━━━━━ Data for processing ━━━━━
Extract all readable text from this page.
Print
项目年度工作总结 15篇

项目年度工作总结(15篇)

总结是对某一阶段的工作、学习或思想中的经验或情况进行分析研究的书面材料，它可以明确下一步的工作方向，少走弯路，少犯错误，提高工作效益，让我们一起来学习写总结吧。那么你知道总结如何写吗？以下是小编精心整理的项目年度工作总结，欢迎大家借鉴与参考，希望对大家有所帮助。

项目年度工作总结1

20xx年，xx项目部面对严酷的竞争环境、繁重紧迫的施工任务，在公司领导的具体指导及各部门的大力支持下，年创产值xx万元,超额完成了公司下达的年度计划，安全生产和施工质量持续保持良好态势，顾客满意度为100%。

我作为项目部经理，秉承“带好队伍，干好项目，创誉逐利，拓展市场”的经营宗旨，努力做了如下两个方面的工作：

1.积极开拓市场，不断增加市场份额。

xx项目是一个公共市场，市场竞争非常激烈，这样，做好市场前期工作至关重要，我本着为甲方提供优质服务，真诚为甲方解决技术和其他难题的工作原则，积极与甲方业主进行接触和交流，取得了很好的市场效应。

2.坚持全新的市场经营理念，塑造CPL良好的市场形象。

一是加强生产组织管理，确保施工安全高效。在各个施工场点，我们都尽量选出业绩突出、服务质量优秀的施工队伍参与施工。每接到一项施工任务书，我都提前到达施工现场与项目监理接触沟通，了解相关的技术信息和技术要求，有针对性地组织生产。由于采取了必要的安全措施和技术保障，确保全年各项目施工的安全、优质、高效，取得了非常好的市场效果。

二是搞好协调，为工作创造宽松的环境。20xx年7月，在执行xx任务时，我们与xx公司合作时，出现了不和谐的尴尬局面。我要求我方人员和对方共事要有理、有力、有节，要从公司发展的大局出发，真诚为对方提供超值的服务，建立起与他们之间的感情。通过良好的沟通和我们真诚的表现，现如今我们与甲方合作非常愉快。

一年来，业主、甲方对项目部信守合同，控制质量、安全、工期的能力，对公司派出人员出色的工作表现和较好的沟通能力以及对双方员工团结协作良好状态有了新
━━━━━
▶ Exercise: Exactly as written, please output every entry.

▶ In response:
Extract all readable text from this page.
Print
项目年度工作总结 15篇

项目年度工作总结(15篇)

总结是对某一阶段的工作、学习或思想中的经验或情况进行分析研究的书面材料，它可以明确下一步的工作方向，少走弯路，少犯错误，提高工作效益，让我们一起来学习写总结吧。那么你知道总结如何写吗？以下是小编精心整理的项目年度工作总结，欢迎大家借鉴与参考，希望对大家有所帮助。

项目年度工作总结1

20xx年，xx项目部面对严酷的竞争环境、繁重紧迫的施工任务，在公司领导的具体指导及各部门的大力支持下，年创产值xx万元,超额完成了公司下达的年度计划，安全生产和施工质量持续保持良好态势，顾客满意度为100%。

我作为项目部经理，秉承“带好队伍，干好项目，创誉逐利，拓展市场”的经营宗旨，努力做了如下两个方面的工作：

1.积极开拓市场，不断增加市场份额。

xx项目是一个公共市场，市场竞争非常激烈，这样，做好市场前期工作至关重要，我本着为甲方提供优质服务，真诚为甲方解决技术和其他难题的工作原则，积极与甲方业主进行接触和交流，取得了很好的市场效应。

2.坚持全新的市场经营理念，塑造CPL良好的市场形象。

一是加强生产组织管理，确保施工安全高效。在各个施工场点，我们都尽量选出业绩突出、服务质量优秀的施工队伍参与施工。每接到一项施工任务书，我都提前到达施工现场与项目监理接触沟通，了解相关的技术信息和技术要求，有针对性地组织生产。由于采取了必要的安全措施和技术保障，确保全年各项目施工的安全、优质、高效，取得了非常好的市场效果。

二是搞好协调，为工作创造宽松的环境。20xx年7月，在执行xx任务时，我们与xx公司合作时，出现了不和谐的尴尬局面。我要求我方人员和对方共事要有理、有力、有节，要从公司发展的大局出发，真诚为对方提供超值的服务，建立起与他们之间的感情。通过良好的沟通和我们真诚的表现，现如今我们与甲方合作非常愉快。

一年来，业主、甲方对项目部信守合同，控制质量、安全、工期的能力，对公司派出人员出色的工作表现和较好的沟通能力以及对双方员工团结协作良好状态有了新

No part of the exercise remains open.